== WORK TO BE COMPLETED ==
Set the following entries down again exactly, line by line.

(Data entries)
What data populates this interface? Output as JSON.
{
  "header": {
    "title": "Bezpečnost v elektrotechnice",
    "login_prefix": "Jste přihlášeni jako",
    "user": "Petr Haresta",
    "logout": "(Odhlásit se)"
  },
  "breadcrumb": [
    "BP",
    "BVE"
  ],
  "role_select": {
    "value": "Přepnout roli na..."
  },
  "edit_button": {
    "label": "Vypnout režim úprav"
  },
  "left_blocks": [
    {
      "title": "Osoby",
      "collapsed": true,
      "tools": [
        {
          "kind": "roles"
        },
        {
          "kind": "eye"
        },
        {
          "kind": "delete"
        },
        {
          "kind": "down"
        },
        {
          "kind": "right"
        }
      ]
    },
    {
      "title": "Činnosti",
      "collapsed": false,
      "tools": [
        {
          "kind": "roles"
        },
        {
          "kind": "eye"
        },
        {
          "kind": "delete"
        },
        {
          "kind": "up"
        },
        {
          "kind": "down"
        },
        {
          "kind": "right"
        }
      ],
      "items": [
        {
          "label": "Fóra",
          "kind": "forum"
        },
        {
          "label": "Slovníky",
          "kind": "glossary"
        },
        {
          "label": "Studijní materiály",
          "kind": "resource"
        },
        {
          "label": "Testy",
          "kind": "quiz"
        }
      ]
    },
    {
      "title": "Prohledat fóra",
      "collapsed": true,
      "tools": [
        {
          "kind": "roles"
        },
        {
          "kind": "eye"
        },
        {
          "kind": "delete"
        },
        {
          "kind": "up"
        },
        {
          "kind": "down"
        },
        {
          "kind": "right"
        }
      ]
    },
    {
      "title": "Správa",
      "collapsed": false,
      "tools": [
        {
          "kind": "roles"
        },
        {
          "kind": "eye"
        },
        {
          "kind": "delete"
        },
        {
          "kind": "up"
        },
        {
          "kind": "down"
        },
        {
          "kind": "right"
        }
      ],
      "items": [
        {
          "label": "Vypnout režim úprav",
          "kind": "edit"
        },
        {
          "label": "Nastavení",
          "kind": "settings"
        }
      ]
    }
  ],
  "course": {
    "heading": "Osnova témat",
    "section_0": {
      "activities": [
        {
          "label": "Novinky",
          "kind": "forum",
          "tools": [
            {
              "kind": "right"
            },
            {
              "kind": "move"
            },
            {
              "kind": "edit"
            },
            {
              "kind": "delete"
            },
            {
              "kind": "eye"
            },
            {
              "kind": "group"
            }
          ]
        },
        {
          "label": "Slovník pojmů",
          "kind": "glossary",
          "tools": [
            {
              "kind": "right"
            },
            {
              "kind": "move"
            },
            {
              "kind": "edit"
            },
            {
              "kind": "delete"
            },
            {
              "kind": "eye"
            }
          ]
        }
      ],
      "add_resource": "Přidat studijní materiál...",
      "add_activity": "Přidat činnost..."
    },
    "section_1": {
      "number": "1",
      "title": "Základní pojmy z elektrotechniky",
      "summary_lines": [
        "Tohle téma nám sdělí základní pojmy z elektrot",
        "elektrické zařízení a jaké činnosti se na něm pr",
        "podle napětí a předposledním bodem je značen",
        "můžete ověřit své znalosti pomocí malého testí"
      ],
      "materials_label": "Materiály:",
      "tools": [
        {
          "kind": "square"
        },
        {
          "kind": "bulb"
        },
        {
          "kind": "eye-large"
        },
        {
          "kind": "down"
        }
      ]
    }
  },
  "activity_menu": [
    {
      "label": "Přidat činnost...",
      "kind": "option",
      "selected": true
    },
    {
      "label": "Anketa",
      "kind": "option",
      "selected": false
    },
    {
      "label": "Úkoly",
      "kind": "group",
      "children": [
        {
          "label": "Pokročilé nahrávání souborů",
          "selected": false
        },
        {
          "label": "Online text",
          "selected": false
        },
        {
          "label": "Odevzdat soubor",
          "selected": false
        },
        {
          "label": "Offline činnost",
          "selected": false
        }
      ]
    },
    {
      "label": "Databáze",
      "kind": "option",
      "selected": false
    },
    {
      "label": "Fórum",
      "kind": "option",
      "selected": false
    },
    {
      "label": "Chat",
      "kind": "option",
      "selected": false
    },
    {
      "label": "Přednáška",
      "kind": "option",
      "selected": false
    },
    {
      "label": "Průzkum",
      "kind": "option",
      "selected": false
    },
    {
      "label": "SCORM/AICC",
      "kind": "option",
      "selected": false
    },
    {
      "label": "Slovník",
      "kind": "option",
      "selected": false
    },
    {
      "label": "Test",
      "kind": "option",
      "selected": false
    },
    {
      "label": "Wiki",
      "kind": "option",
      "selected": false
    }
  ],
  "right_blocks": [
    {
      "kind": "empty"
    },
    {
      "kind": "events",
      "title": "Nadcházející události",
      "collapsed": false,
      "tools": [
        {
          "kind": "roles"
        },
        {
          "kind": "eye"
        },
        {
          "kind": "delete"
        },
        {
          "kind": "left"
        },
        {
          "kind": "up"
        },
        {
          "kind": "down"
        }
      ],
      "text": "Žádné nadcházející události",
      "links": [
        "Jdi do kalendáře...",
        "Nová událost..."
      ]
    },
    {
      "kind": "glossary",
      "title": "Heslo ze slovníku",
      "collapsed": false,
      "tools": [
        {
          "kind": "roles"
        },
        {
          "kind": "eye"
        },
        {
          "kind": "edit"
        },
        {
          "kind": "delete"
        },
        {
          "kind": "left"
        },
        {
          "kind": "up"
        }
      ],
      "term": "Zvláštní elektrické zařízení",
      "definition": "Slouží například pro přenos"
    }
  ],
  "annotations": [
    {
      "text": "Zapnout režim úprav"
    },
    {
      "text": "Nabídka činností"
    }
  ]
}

== ANSWER IN FULL ==
What data populates this interface? Output as JSON.
{
  "header": {
    "title": "Bezpečnost v elektrotechnice",
    "login_prefix": "Jste přihlášeni jako",
    "user": "Petr Haresta",
    "logout": "(Odhlásit se)"
  },
  "breadcrumb": [
    "BP",
    "BVE"
  ],
  "role_select": {
    "value": "Přepnout roli na..."
  },
  "edit_button": {
    "label": "Vypnout režim úprav"
  },
  "left_blocks": [
    {
      "title": "Osoby",
      "collapsed": true,
      "tools": [
        {
          "kind": "roles"
        },
        {
          "kind": "eye"
        },
        {
          "kind": "delete"
        },
        {
          "kind": "down"
        },
        {
          "kind": "right"
        }
      ]
    },
    {
      "title": "Činnosti",
      "collapsed": false,
      "tools": [
        {
          "kind": "roles"
        },
        {
          "kind": "eye"
        },
        {
          "kind": "delete"
        },
        {
          "kind": "up"
        },
        {
          "kind": "down"
        },
        {
          "kind": "right"
        }
      ],
      "items": [
        {
          "label": "Fóra",
          "kind": "forum"
        },
        {
          "label": "Slovníky",
          "kind": "glossary"
        },
        {
          "label": "Studijní materiály",
          "kind": "resource"
        },
        {
          "label": "Testy",
          "kind": "quiz"
        }
      ]
    },
    {
      "title": "Prohledat fóra",
      "collapsed": true,
      "tools": [
        {
          "kind": "roles"
        },
        {
          "kind": "eye"
        },
        {
          "kind": "delete"
        },
        {
          "kind": "up"
        },
        {
          "kind": "down"
        },
        {
          "kind": "right"
        }
      ]
    },
    {
      "title": "Správa",
      "collapsed": false,
      "tools": [
        {
          "kind": "roles"
        },
        {
          "kind": "eye"
        },
        {
          "kind": "delete"
        },
        {
          "kind": "up"
        },
        {
          "kind": "down"
        },
        {
          "kind": "right"
        }
      ],
      "items": [
        {
          "label": "Vypnout režim úprav",
          "kind": "edit"
        },
        {
          "label": "Nastavení",
          "kind": "settings"
        }
      ]
    }
  ],
  "course": {
    "heading": "Osnova témat",
    "section_0": {
      "activities": [
        {
          "label": "Novinky",
          "kind": "forum",
          "tools": [
            {
              "kind": "right"
            },
            {
              "kind": "move"
            },
            {
              "kind": "edit"
            },
            {
              "kind": "delete"
            },
            {
              "kind": "eye"
            },
            {
              "kind": "group"
            }
          ]
        },
        {
          "label": "Slovník pojmů",
          "kind": "glossary",
          "tools": [
            {
              "kind": "right"
            },
            {
              "kind": "move"
            },
            {
              "kind": "edit"
            },
            {
              "kind": "delete"
            },
            {
              "kind": "eye"
            }
          ]
        }
      ],
      "add_resource": "Přidat studijní materiál...",
      "add_activity": "Přidat činnost..."
    },
    "section_1": {
      "number": "1",
      "title": "Základní pojmy z elektrotechniky",
      "summary_lines": [
        "Tohle téma nám sdělí základní pojmy z elektrot",
        "elektrické zařízení a jaké činnosti se na něm pr",
        "podle napětí a předposledním bodem je značen",
        "můžete ověřit své znalosti pomocí malého testí"
      ],
      "materials_label": "Materiály:",
      "tools": [
        {
          "kind": "square"
        },
        {
          "kind": "bulb"
        },
        {
          "kind": "eye-large"
        },
        {
          "kind": "down"
        }
      ]
    }
  },
  "activity_menu": [
    {
      "label": "Přidat činnost...",
      "kind": "option",
      "selected": true
    },
    {
      "label": "Anketa",
      "kind": "option",
      "selected": false
    },
    {
      "label": "Úkoly",
      "kind": "group",
      "children": [
        {
          "label": "Pokročilé nahrávání souborů",
          "selected": false
        },
        {
          "label": "Online text",
          "selected": false
        },
        {
          "label": "Odevzdat soubor",
          "selected": false
        },
        {
          "label": "Offline činnost",
          "selected": false
        }
      ]
    },
    {
      "label": "Databáze",
      "kind": "option",
      "selected": false
    },
    {
      "label": "Fórum",
      "kind": "option",
      "selected": false
    },
    {
      "label": "Chat",
      "kind": "option",
      "selected": false
    },
    {
      "label": "Přednáška",
      "kind": "option",
      "selected": false
    },
    {
      "label": "Průzkum",
      "kind": "option",
      "selected": false
    },
    {
      "label": "SCORM/AICC",
      "kind": "option",
      "selected": false
    },
    {
      "label": "Slovník",
      "kind": "option",
      "selected": false
    },
    {
      "label": "Test",
      "kind": "option",
      "selected": false
    },
    {
      "label": "Wiki",
      "kind": "option",
      "selected": false
    }
  ],
  "right_blocks": [
    {
      "kind": "empty"
    },
    {
      "kind": "events",
      "title": "Nadcházející události",
      "collapsed": false,
      "tools": [
        {
          "kind": "roles"
        },
        {
          "kind": "eye"
        },
        {
          "kind": "delete"
        },
        {
          "kind": "left"
        },
        {
          "kind": "up"
        },
        {
          "kind": "down"
        }
      ],
      "text": "Žádné nadcházející události",
      "links": [
        "Jdi do kalendáře...",
        "Nová událost..."
      ]
    },
    {
      "kind": "glossary",
      "title": "Heslo ze slovníku",
      "collapsed": false,
      "tools": [
        {
          "kind": "roles"
        },
        {
          "kind": "eye"
        },
        {
          "kind": "edit"
        },
        {
          "kind": "delete"
        },
        {
          "kind": "left"
        },
        {
          "kind": "up"
        }
      ],
      "term": "Zvláštní elektrické zařízení",
      "definition": "Slouží například pro přenos"
    }
  ],
  "annotations": [
    {
      "text": "Zapnout režim úprav"
    },
    {
      "text": "Nabídka činností"
    }
  ]
}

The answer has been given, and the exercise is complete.